Job: Reproduce the records verbatim, beginning at the line containing "List every element" and continuing through the line containing "value-label: 4.1 xyxy=(522,74,546,92)", both lines included. Leave the pictures out of your output.

Supplied records:
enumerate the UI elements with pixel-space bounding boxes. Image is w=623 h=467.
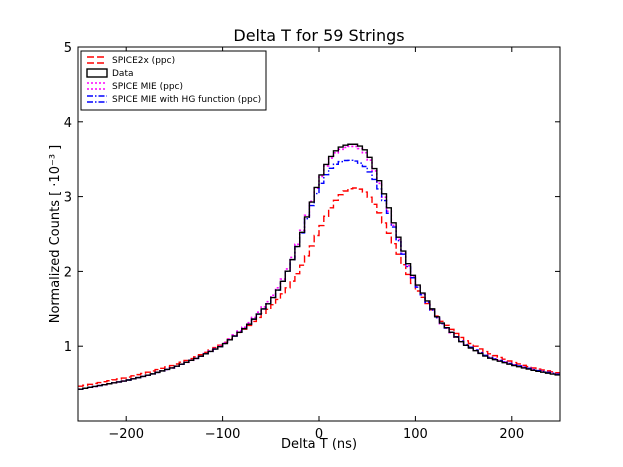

---

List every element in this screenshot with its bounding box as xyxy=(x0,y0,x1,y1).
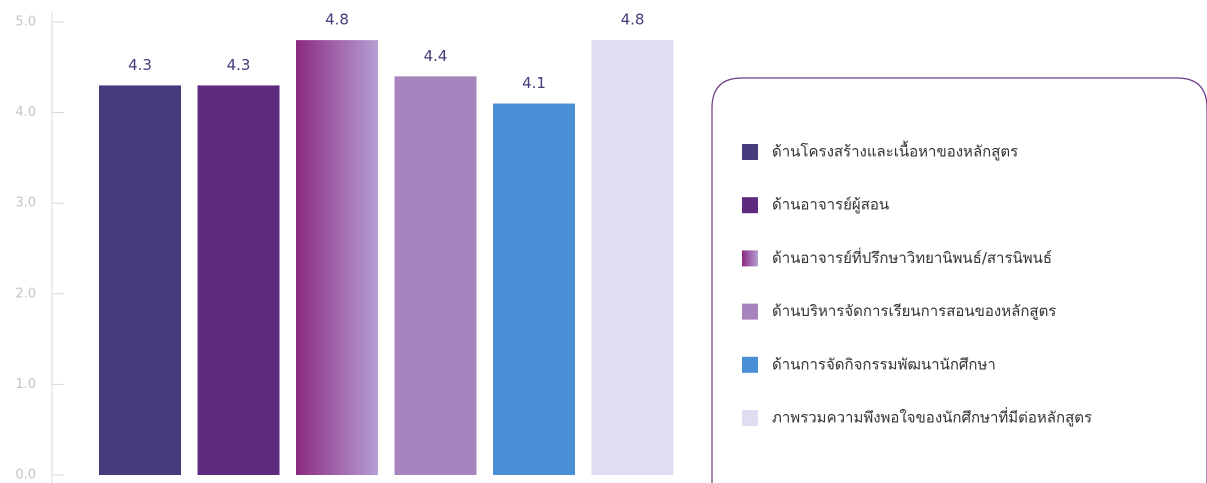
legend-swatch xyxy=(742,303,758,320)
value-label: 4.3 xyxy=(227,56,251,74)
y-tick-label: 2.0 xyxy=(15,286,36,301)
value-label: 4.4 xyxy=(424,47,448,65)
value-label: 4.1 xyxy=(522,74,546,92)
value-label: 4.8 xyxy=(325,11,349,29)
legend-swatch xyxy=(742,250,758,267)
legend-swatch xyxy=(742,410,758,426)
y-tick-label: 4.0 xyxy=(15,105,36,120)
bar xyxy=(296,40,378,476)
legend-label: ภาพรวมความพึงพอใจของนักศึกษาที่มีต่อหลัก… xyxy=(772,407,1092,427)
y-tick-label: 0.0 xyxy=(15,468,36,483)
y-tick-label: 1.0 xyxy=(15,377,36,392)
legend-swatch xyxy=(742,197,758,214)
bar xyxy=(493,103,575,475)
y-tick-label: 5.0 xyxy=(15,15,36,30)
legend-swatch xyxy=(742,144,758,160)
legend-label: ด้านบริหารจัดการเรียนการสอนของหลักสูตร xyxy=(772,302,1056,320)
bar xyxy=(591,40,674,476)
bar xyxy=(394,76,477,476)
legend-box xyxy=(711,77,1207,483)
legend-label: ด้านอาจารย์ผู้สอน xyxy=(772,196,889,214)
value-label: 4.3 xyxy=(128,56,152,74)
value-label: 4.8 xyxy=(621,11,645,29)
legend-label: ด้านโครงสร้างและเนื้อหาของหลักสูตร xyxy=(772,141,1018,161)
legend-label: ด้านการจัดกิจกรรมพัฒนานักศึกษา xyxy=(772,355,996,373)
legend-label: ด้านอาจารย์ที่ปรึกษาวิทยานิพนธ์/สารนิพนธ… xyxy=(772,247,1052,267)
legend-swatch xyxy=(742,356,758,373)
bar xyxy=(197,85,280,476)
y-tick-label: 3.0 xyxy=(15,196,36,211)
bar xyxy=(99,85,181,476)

Output:
List every element in this screenshot with its bounding box as xyxy=(x0,y0,x1,y1).
legend-swatch xyxy=(742,303,758,320)
value-label: 4.3 xyxy=(227,56,251,74)
y-tick-label: 2.0 xyxy=(15,286,36,301)
value-label: 4.4 xyxy=(424,47,448,65)
value-label: 4.1 xyxy=(522,74,546,92)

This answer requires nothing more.